Transcribe the records that follow in their entirety, omitting any pictures.

Start of Records provided

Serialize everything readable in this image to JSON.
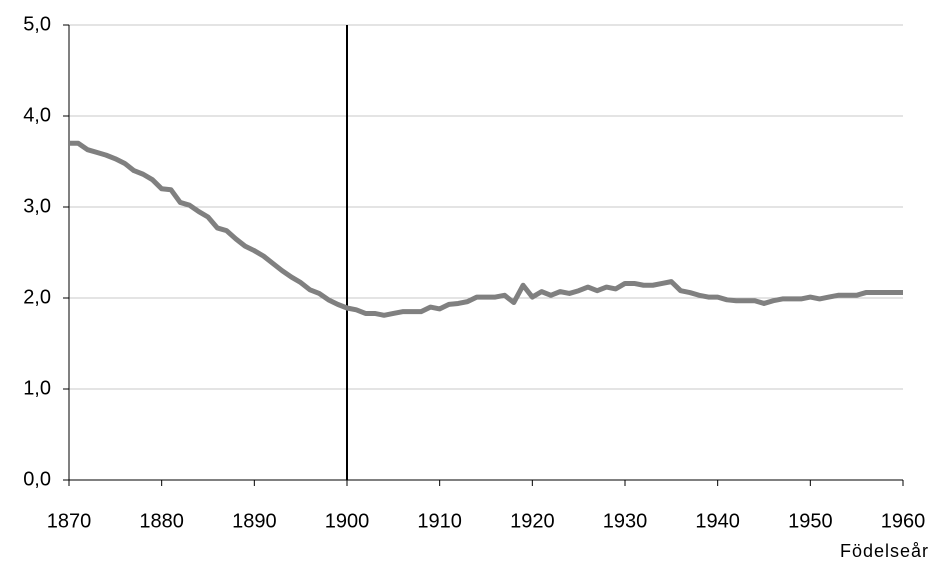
{
  "chart_data": {
    "type": "line",
    "x_label": "Födelseår",
    "x": [
      1870,
      1871,
      1872,
      1873,
      1874,
      1875,
      1876,
      1877,
      1878,
      1879,
      1880,
      1881,
      1882,
      1883,
      1884,
      1885,
      1886,
      1887,
      1888,
      1889,
      1890,
      1891,
      1892,
      1893,
      1894,
      1895,
      1896,
      1897,
      1898,
      1899,
      1900,
      1901,
      1902,
      1903,
      1904,
      1905,
      1906,
      1907,
      1908,
      1909,
      1910,
      1911,
      1912,
      1913,
      1914,
      1915,
      1916,
      1917,
      1918,
      1919,
      1920,
      1921,
      1922,
      1923,
      1924,
      1925,
      1926,
      1927,
      1928,
      1929,
      1930,
      1931,
      1932,
      1933,
      1934,
      1935,
      1936,
      1937,
      1938,
      1939,
      1940,
      1941,
      1942,
      1943,
      1944,
      1945,
      1946,
      1947,
      1948,
      1949,
      1950,
      1951,
      1952,
      1953,
      1954,
      1955,
      1956,
      1957,
      1958,
      1959,
      1960
    ],
    "series": [
      {
        "color": "#808080",
        "values": [
          3.7,
          3.7,
          3.63,
          3.6,
          3.57,
          3.53,
          3.48,
          3.4,
          3.36,
          3.3,
          3.2,
          3.19,
          3.05,
          3.02,
          2.95,
          2.89,
          2.77,
          2.74,
          2.65,
          2.57,
          2.52,
          2.46,
          2.38,
          2.3,
          2.23,
          2.17,
          2.09,
          2.05,
          1.98,
          1.93,
          1.89,
          1.87,
          1.83,
          1.83,
          1.81,
          1.83,
          1.85,
          1.85,
          1.85,
          1.9,
          1.88,
          1.93,
          1.94,
          1.96,
          2.01,
          2.01,
          2.01,
          2.03,
          1.95,
          2.14,
          2.01,
          2.07,
          2.03,
          2.07,
          2.05,
          2.08,
          2.12,
          2.08,
          2.12,
          2.1,
          2.16,
          2.16,
          2.14,
          2.14,
          2.16,
          2.18,
          2.08,
          2.06,
          2.03,
          2.01,
          2.01,
          1.98,
          1.97,
          1.97,
          1.97,
          1.94,
          1.97,
          1.99,
          1.99,
          1.99,
          2.01,
          1.99,
          2.01,
          2.03,
          2.03,
          2.03,
          2.06,
          2.06,
          2.06,
          2.06,
          2.06
        ]
      }
    ],
    "vertical_line_x": 1900,
    "xlim": [
      1870,
      1960
    ],
    "xticks": [
      1870,
      1880,
      1890,
      1900,
      1910,
      1920,
      1930,
      1940,
      1950,
      1960
    ],
    "ylim": [
      0,
      5
    ],
    "yticks": [
      {
        "value": 0,
        "label": "0,0"
      },
      {
        "value": 1,
        "label": "1,0"
      },
      {
        "value": 2,
        "label": "2,0"
      },
      {
        "value": 3,
        "label": "3,0"
      },
      {
        "value": 4,
        "label": "4,0"
      },
      {
        "value": 5,
        "label": "5,0"
      }
    ],
    "grid": true
  }
}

End of Records provided

▸ Final answer:
Serialize everything readable in this image to JSON.
{
  "chart_data": {
    "type": "line",
    "x_label": "Födelseår",
    "x": [
      1870,
      1871,
      1872,
      1873,
      1874,
      1875,
      1876,
      1877,
      1878,
      1879,
      1880,
      1881,
      1882,
      1883,
      1884,
      1885,
      1886,
      1887,
      1888,
      1889,
      1890,
      1891,
      1892,
      1893,
      1894,
      1895,
      1896,
      1897,
      1898,
      1899,
      1900,
      1901,
      1902,
      1903,
      1904,
      1905,
      1906,
      1907,
      1908,
      1909,
      1910,
      1911,
      1912,
      1913,
      1914,
      1915,
      1916,
      1917,
      1918,
      1919,
      1920,
      1921,
      1922,
      1923,
      1924,
      1925,
      1926,
      1927,
      1928,
      1929,
      1930,
      1931,
      1932,
      1933,
      1934,
      1935,
      1936,
      1937,
      1938,
      1939,
      1940,
      1941,
      1942,
      1943,
      1944,
      1945,
      1946,
      1947,
      1948,
      1949,
      1950,
      1951,
      1952,
      1953,
      1954,
      1955,
      1956,
      1957,
      1958,
      1959,
      1960
    ],
    "series": [
      {
        "color": "#808080",
        "values": [
          3.7,
          3.7,
          3.63,
          3.6,
          3.57,
          3.53,
          3.48,
          3.4,
          3.36,
          3.3,
          3.2,
          3.19,
          3.05,
          3.02,
          2.95,
          2.89,
          2.77,
          2.74,
          2.65,
          2.57,
          2.52,
          2.46,
          2.38,
          2.3,
          2.23,
          2.17,
          2.09,
          2.05,
          1.98,
          1.93,
          1.89,
          1.87,
          1.83,
          1.83,
          1.81,
          1.83,
          1.85,
          1.85,
          1.85,
          1.9,
          1.88,
          1.93,
          1.94,
          1.96,
          2.01,
          2.01,
          2.01,
          2.03,
          1.95,
          2.14,
          2.01,
          2.07,
          2.03,
          2.07,
          2.05,
          2.08,
          2.12,
          2.08,
          2.12,
          2.1,
          2.16,
          2.16,
          2.14,
          2.14,
          2.16,
          2.18,
          2.08,
          2.06,
          2.03,
          2.01,
          2.01,
          1.98,
          1.97,
          1.97,
          1.97,
          1.94,
          1.97,
          1.99,
          1.99,
          1.99,
          2.01,
          1.99,
          2.01,
          2.03,
          2.03,
          2.03,
          2.06,
          2.06,
          2.06,
          2.06,
          2.06
        ]
      }
    ],
    "vertical_line_x": 1900,
    "xlim": [
      1870,
      1960
    ],
    "xticks": [
      1870,
      1880,
      1890,
      1900,
      1910,
      1920,
      1930,
      1940,
      1950,
      1960
    ],
    "ylim": [
      0,
      5
    ],
    "yticks": [
      {
        "value": 0,
        "label": "0,0"
      },
      {
        "value": 1,
        "label": "1,0"
      },
      {
        "value": 2,
        "label": "2,0"
      },
      {
        "value": 3,
        "label": "3,0"
      },
      {
        "value": 4,
        "label": "4,0"
      },
      {
        "value": 5,
        "label": "5,0"
      }
    ],
    "grid": true
  }
}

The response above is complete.